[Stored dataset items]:
-- start --

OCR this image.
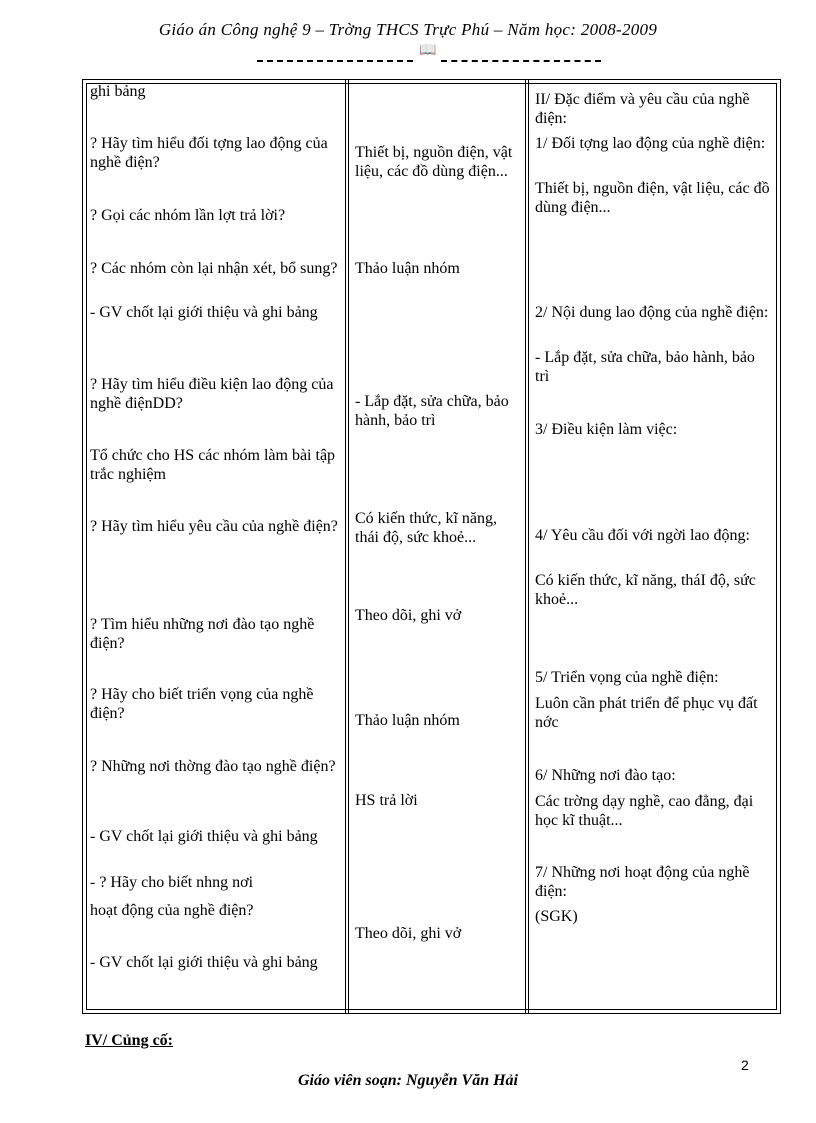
Giáo án Công nghệ 9 – Trờng THCS Trực Phú – Năm học: 2008-2009
📖
ghi bảng
? Hãy tìm hiểu đối tợng lao động của nghề điện?
? Gọi các nhóm lần lợt trả lời?
? Các nhóm còn lại nhận xét, bổ sung?
- GV chốt lại giới thiệu và ghi bảng
? Hãy tìm hiểu điều kiện lao động của nghề điệnDD?
Tổ chức cho HS các nhóm làm bài tập trắc nghiệm
? Hãy tìm hiểu yêu cầu của nghề điện?
? Tìm hiểu những nơi đào tạo nghề điện?
? Hãy cho biết triển vọng của nghề điện?
? Những nơi thờng đào tạo nghề điện?
- GV chốt lại giới thiệu và ghi bảng
- ? Hãy cho biết nhng nơi
hoạt động của nghề điện?
- GV chốt lại giới thiệu và ghi bảng
Thiết bị, nguồn điện, vật liệu, các đồ dùng điện...
Thảo luận nhóm
- Lắp đặt, sửa chữa, bảo hành, bảo trì
Có kiến thức, kĩ năng, thái độ, sức khoẻ...
Theo dõi, ghi vở
Thảo luận nhóm
HS trả lời
Theo dõi, ghi vở
II/ Đặc điểm và yêu cầu của nghề điện:
1/ Đối tợng lao động của nghề điện:
Thiết bị, nguồn điện, vật liệu, các đồ dùng điện...
2/ Nội dung lao động của nghề điện:
- Lắp đặt, sửa chữa, bảo hành, bảo trì
3/ Điều kiện làm việc:
4/ Yêu cầu đối với ngời lao động:
Có kiến thức, kĩ năng, tháI độ, sức khoẻ...
5/ Triển vọng của nghề điện:
Luôn cần phát triển để phục vụ đất nớc
6/ Những nơi đào tạo:
Các trờng dạy nghề, cao đẳng, đại học kĩ thuật...
7/ Những nơi hoạt động của nghề điện:
(SGK)
IV/ Củng cố:
2
Giáo viên soạn: Nguyễn Văn Hải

-- end --

[To do]: Each entry shown above must be quoted exactly, with its pictures left out.

[Answer to this task]:
OCR this image.
Giáo án Công nghệ 9 – Trờng THCS Trực Phú – Năm học: 2008-2009
📖
ghi bảng
? Hãy tìm hiểu đối tợng lao động của nghề điện?
? Gọi các nhóm lần lợt trả lời?
? Các nhóm còn lại nhận xét, bổ sung?
- GV chốt lại giới thiệu và ghi bảng
? Hãy tìm hiểu điều kiện lao động của nghề điệnDD?
Tổ chức cho HS các nhóm làm bài tập trắc nghiệm
? Hãy tìm hiểu yêu cầu của nghề điện?
? Tìm hiểu những nơi đào tạo nghề điện?
? Hãy cho biết triển vọng của nghề điện?
? Những nơi thờng đào tạo nghề điện?
- GV chốt lại giới thiệu và ghi bảng
- ? Hãy cho biết nhng nơi
hoạt động của nghề điện?
- GV chốt lại giới thiệu và ghi bảng
Thiết bị, nguồn điện, vật liệu, các đồ dùng điện...
Thảo luận nhóm
- Lắp đặt, sửa chữa, bảo hành, bảo trì
Có kiến thức, kĩ năng, thái độ, sức khoẻ...
Theo dõi, ghi vở
Thảo luận nhóm
HS trả lời
Theo dõi, ghi vở
II/ Đặc điểm và yêu cầu của nghề điện:
1/ Đối tợng lao động của nghề điện:
Thiết bị, nguồn điện, vật liệu, các đồ dùng điện...
2/ Nội dung lao động của nghề điện:
- Lắp đặt, sửa chữa, bảo hành, bảo trì
3/ Điều kiện làm việc:
4/ Yêu cầu đối với ngời lao động:
Có kiến thức, kĩ năng, tháI độ, sức khoẻ...
5/ Triển vọng của nghề điện:
Luôn cần phát triển để phục vụ đất nớc
6/ Những nơi đào tạo:
Các trờng dạy nghề, cao đẳng, đại học kĩ thuật...
7/ Những nơi hoạt động của nghề điện:
(SGK)
IV/ Củng cố:
2
Giáo viên soạn: Nguyễn Văn Hải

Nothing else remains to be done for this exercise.